-- MATERIAL SUPPLIED --
--
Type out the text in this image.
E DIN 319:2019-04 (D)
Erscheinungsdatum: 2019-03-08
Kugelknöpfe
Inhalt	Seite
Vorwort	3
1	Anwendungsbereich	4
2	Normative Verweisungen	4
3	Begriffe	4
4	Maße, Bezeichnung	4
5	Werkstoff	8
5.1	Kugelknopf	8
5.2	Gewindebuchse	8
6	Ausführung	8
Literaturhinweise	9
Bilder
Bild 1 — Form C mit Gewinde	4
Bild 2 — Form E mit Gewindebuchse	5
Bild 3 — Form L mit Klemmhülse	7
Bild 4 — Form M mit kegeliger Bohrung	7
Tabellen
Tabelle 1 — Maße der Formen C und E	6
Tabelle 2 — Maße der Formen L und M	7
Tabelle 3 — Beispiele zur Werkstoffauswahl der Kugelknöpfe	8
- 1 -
--
-- TASK BRIEF --
Pull out all lines in the data above that include "Kugelknöpfe".

-- RESPONSE TO THIS EXERCISE --
Kugelknöpfe
Tabelle 3 — Beispiele zur Werkstoffauswahl der Kugelknöpfe	8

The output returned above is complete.